§ **Exercise brief**:
Reproduce the records below exactly as they appear.

──────── Entries shown ────────

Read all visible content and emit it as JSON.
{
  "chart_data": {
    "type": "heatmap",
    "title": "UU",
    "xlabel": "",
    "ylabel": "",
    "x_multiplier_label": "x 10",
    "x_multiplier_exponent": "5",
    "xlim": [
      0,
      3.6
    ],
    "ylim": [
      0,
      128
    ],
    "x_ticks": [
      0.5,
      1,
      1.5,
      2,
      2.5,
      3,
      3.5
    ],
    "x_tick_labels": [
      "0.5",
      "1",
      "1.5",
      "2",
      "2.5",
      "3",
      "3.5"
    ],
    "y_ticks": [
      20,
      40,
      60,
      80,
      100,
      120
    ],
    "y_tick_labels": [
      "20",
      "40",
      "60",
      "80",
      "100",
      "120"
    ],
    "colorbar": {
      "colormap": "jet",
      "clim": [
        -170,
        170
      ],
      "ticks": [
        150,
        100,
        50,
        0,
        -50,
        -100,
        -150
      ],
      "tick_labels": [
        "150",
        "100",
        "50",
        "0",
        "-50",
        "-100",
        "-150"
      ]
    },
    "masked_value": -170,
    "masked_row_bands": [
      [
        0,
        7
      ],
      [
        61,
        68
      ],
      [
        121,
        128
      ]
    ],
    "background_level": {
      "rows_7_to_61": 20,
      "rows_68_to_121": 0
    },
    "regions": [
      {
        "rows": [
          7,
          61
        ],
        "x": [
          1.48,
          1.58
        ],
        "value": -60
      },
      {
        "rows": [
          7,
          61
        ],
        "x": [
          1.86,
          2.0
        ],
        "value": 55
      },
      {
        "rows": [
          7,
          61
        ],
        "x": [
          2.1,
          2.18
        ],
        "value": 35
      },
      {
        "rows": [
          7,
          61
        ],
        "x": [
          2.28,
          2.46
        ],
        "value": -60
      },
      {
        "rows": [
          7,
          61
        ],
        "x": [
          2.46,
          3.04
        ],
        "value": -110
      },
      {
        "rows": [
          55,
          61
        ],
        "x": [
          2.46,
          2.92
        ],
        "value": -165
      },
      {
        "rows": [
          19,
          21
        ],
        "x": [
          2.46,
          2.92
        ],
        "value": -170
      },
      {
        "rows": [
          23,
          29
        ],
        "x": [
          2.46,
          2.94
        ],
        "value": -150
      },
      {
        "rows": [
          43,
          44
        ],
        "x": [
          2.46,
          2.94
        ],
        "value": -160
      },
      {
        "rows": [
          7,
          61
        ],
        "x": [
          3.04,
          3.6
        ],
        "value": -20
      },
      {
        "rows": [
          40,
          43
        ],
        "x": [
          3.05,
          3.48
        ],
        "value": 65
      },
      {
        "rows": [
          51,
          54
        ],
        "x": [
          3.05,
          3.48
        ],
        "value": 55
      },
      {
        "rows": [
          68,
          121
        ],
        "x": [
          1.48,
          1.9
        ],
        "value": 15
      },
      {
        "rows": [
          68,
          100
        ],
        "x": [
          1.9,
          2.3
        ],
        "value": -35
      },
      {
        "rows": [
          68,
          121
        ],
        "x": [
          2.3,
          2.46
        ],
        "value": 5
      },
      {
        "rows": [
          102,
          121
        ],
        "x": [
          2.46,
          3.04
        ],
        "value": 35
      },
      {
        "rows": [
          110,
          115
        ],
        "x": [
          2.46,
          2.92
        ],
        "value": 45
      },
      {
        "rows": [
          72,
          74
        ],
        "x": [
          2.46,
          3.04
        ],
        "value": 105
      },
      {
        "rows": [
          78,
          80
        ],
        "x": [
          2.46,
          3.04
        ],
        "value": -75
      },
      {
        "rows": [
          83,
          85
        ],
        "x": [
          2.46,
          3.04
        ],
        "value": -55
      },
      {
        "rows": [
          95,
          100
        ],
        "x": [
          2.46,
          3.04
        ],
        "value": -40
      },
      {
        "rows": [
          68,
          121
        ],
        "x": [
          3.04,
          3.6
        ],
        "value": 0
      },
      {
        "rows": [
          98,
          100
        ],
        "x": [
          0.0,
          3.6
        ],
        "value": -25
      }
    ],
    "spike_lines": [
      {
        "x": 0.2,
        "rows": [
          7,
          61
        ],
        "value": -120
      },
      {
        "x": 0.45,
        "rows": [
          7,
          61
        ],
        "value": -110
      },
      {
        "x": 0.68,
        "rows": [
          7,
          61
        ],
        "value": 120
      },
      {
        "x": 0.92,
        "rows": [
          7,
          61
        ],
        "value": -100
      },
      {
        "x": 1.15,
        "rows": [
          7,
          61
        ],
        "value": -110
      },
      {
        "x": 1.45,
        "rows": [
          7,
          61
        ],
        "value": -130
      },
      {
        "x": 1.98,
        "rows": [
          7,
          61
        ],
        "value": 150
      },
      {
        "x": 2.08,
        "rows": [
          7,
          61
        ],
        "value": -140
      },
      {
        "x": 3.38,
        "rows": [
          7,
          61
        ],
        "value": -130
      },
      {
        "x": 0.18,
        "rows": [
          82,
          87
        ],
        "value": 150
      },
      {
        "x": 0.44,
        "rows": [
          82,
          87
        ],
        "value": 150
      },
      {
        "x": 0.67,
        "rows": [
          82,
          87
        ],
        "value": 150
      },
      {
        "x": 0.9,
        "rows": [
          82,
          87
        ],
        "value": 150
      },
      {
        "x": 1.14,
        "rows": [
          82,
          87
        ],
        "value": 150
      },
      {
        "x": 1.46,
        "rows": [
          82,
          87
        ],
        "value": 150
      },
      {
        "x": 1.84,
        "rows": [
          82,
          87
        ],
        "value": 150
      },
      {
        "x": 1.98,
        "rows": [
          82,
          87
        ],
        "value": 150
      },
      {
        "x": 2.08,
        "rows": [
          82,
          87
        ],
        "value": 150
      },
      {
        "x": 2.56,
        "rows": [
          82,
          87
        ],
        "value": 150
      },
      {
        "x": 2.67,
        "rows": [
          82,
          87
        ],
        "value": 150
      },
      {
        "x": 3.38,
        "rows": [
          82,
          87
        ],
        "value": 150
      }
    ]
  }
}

────────

§ **Written response**:
Read all visible content and emit it as JSON.
{
  "chart_data": {
    "type": "heatmap",
    "title": "UU",
    "xlabel": "",
    "ylabel": "",
    "x_multiplier_label": "x 10",
    "x_multiplier_exponent": "5",
    "xlim": [
      0,
      3.6
    ],
    "ylim": [
      0,
      128
    ],
    "x_ticks": [
      0.5,
      1,
      1.5,
      2,
      2.5,
      3,
      3.5
    ],
    "x_tick_labels": [
      "0.5",
      "1",
      "1.5",
      "2",
      "2.5",
      "3",
      "3.5"
    ],
    "y_ticks": [
      20,
      40,
      60,
      80,
      100,
      120
    ],
    "y_tick_labels": [
      "20",
      "40",
      "60",
      "80",
      "100",
      "120"
    ],
    "colorbar": {
      "colormap": "jet",
      "clim": [
        -170,
        170
      ],
      "ticks": [
        150,
        100,
        50,
        0,
        -50,
        -100,
        -150
      ],
      "tick_labels": [
        "150",
        "100",
        "50",
        "0",
        "-50",
        "-100",
        "-150"
      ]
    },
    "masked_value": -170,
    "masked_row_bands": [
      [
        0,
        7
      ],
      [
        61,
        68
      ],
      [
        121,
        128
      ]
    ],
    "background_level": {
      "rows_7_to_61": 20,
      "rows_68_to_121": 0
    },
    "regions": [
      {
        "rows": [
          7,
          61
        ],
        "x": [
          1.48,
          1.58
        ],
        "value": -60
      },
      {
        "rows": [
          7,
          61
        ],
        "x": [
          1.86,
          2.0
        ],
        "value": 55
      },
      {
        "rows": [
          7,
          61
        ],
        "x": [
          2.1,
          2.18
        ],
        "value": 35
      },
      {
        "rows": [
          7,
          61
        ],
        "x": [
          2.28,
          2.46
        ],
        "value": -60
      },
      {
        "rows": [
          7,
          61
        ],
        "x": [
          2.46,
          3.04
        ],
        "value": -110
      },
      {
        "rows": [
          55,
          61
        ],
        "x": [
          2.46,
          2.92
        ],
        "value": -165
      },
      {
        "rows": [
          19,
          21
        ],
        "x": [
          2.46,
          2.92
        ],
        "value": -170
      },
      {
        "rows": [
          23,
          29
        ],
        "x": [
          2.46,
          2.94
        ],
        "value": -150
      },
      {
        "rows": [
          43,
          44
        ],
        "x": [
          2.46,
          2.94
        ],
        "value": -160
      },
      {
        "rows": [
          7,
          61
        ],
        "x": [
          3.04,
          3.6
        ],
        "value": -20
      },
      {
        "rows": [
          40,
          43
        ],
        "x": [
          3.05,
          3.48
        ],
        "value": 65
      },
      {
        "rows": [
          51,
          54
        ],
        "x": [
          3.05,
          3.48
        ],
        "value": 55
      },
      {
        "rows": [
          68,
          121
        ],
        "x": [
          1.48,
          1.9
        ],
        "value": 15
      },
      {
        "rows": [
          68,
          100
        ],
        "x": [
          1.9,
          2.3
        ],
        "value": -35
      },
      {
        "rows": [
          68,
          121
        ],
        "x": [
          2.3,
          2.46
        ],
        "value": 5
      },
      {
        "rows": [
          102,
          121
        ],
        "x": [
          2.46,
          3.04
        ],
        "value": 35
      },
      {
        "rows": [
          110,
          115
        ],
        "x": [
          2.46,
          2.92
        ],
        "value": 45
      },
      {
        "rows": [
          72,
          74
        ],
        "x": [
          2.46,
          3.04
        ],
        "value": 105
      },
      {
        "rows": [
          78,
          80
        ],
        "x": [
          2.46,
          3.04
        ],
        "value": -75
      },
      {
        "rows": [
          83,
          85
        ],
        "x": [
          2.46,
          3.04
        ],
        "value": -55
      },
      {
        "rows": [
          95,
          100
        ],
        "x": [
          2.46,
          3.04
        ],
        "value": -40
      },
      {
        "rows": [
          68,
          121
        ],
        "x": [
          3.04,
          3.6
        ],
        "value": 0
      },
      {
        "rows": [
          98,
          100
        ],
        "x": [
          0.0,
          3.6
        ],
        "value": -25
      }
    ],
    "spike_lines": [
      {
        "x": 0.2,
        "rows": [
          7,
          61
        ],
        "value": -120
      },
      {
        "x": 0.45,
        "rows": [
          7,
          61
        ],
        "value": -110
      },
      {
        "x": 0.68,
        "rows": [
          7,
          61
        ],
        "value": 120
      },
      {
        "x": 0.92,
        "rows": [
          7,
          61
        ],
        "value": -100
      },
      {
        "x": 1.15,
        "rows": [
          7,
          61
        ],
        "value": -110
      },
      {
        "x": 1.45,
        "rows": [
          7,
          61
        ],
        "value": -130
      },
      {
        "x": 1.98,
        "rows": [
          7,
          61
        ],
        "value": 150
      },
      {
        "x": 2.08,
        "rows": [
          7,
          61
        ],
        "value": -140
      },
      {
        "x": 3.38,
        "rows": [
          7,
          61
        ],
        "value": -130
      },
      {
        "x": 0.18,
        "rows": [
          82,
          87
        ],
        "value": 150
      },
      {
        "x": 0.44,
        "rows": [
          82,
          87
        ],
        "value": 150
      },
      {
        "x": 0.67,
        "rows": [
          82,
          87
        ],
        "value": 150
      },
      {
        "x": 0.9,
        "rows": [
          82,
          87
        ],
        "value": 150
      },
      {
        "x": 1.14,
        "rows": [
          82,
          87
        ],
        "value": 150
      },
      {
        "x": 1.46,
        "rows": [
          82,
          87
        ],
        "value": 150
      },
      {
        "x": 1.84,
        "rows": [
          82,
          87
        ],
        "value": 150
      },
      {
        "x": 1.98,
        "rows": [
          82,
          87
        ],
        "value": 150
      },
      {
        "x": 2.08,
        "rows": [
          82,
          87
        ],
        "value": 150
      },
      {
        "x": 2.56,
        "rows": [
          82,
          87
        ],
        "value": 150
      },
      {
        "x": 2.67,
        "rows": [
          82,
          87
        ],
        "value": 150
      },
      {
        "x": 3.38,
        "rows": [
          82,
          87
        ],
        "value": 150
      }
    ]
  }
}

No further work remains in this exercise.